Every record below is to be retyped exactly.

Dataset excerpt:
:::::
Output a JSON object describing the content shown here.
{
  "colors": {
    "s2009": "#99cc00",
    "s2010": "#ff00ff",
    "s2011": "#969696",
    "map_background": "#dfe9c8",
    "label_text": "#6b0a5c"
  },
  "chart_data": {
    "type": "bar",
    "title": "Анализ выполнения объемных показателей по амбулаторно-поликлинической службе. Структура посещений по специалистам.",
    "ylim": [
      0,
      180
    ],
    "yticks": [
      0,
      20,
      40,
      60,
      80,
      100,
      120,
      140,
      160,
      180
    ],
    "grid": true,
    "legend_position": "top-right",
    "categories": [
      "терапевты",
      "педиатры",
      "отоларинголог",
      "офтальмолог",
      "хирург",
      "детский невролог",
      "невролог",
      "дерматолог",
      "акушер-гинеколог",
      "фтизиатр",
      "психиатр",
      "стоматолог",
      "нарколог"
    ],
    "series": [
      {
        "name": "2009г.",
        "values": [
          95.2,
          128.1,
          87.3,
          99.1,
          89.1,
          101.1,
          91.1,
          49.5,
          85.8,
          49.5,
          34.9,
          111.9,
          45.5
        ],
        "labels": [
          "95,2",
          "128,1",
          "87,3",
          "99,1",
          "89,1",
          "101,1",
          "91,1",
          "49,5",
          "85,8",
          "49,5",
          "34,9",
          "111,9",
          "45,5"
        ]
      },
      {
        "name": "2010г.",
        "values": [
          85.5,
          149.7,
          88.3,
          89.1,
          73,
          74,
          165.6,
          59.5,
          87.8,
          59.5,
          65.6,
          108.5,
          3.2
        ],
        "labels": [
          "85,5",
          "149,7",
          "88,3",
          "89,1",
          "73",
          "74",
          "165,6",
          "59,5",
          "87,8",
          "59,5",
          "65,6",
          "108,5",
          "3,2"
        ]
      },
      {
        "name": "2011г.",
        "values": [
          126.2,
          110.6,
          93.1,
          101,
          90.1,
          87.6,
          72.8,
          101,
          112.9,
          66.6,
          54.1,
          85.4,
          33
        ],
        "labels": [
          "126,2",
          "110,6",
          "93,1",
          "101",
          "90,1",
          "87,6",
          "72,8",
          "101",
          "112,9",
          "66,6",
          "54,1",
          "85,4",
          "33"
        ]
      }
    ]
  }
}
:::::
- **The result**
Output a JSON object describing the content shown here.
{
  "colors": {
    "s2009": "#99cc00",
    "s2010": "#ff00ff",
    "s2011": "#969696",
    "map_background": "#dfe9c8",
    "label_text": "#6b0a5c"
  },
  "chart_data": {
    "type": "bar",
    "title": "Анализ выполнения объемных показателей по амбулаторно-поликлинической службе. Структура посещений по специалистам.",
    "ylim": [
      0,
      180
    ],
    "yticks": [
      0,
      20,
      40,
      60,
      80,
      100,
      120,
      140,
      160,
      180
    ],
    "grid": true,
    "legend_position": "top-right",
    "categories": [
      "терапевты",
      "педиатры",
      "отоларинголог",
      "офтальмолог",
      "хирург",
      "детский невролог",
      "невролог",
      "дерматолог",
      "акушер-гинеколог",
      "фтизиатр",
      "психиатр",
      "стоматолог",
      "нарколог"
    ],
    "series": [
      {
        "name": "2009г.",
        "values": [
          95.2,
          128.1,
          87.3,
          99.1,
          89.1,
          101.1,
          91.1,
          49.5,
          85.8,
          49.5,
          34.9,
          111.9,
          45.5
        ],
        "labels": [
          "95,2",
          "128,1",
          "87,3",
          "99,1",
          "89,1",
          "101,1",
          "91,1",
          "49,5",
          "85,8",
          "49,5",
          "34,9",
          "111,9",
          "45,5"
        ]
      },
      {
        "name": "2010г.",
        "values": [
          85.5,
          149.7,
          88.3,
          89.1,
          73,
          74,
          165.6,
          59.5,
          87.8,
          59.5,
          65.6,
          108.5,
          3.2
        ],
        "labels": [
          "85,5",
          "149,7",
          "88,3",
          "89,1",
          "73",
          "74",
          "165,6",
          "59,5",
          "87,8",
          "59,5",
          "65,6",
          "108,5",
          "3,2"
        ]
      },
      {
        "name": "2011г.",
        "values": [
          126.2,
          110.6,
          93.1,
          101,
          90.1,
          87.6,
          72.8,
          101,
          112.9,
          66.6,
          54.1,
          85.4,
          33
        ],
        "labels": [
          "126,2",
          "110,6",
          "93,1",
          "101",
          "90,1",
          "87,6",
          "72,8",
          "101",
          "112,9",
          "66,6",
          "54,1",
          "85,4",
          "33"
        ]
      }
    ]
  }
}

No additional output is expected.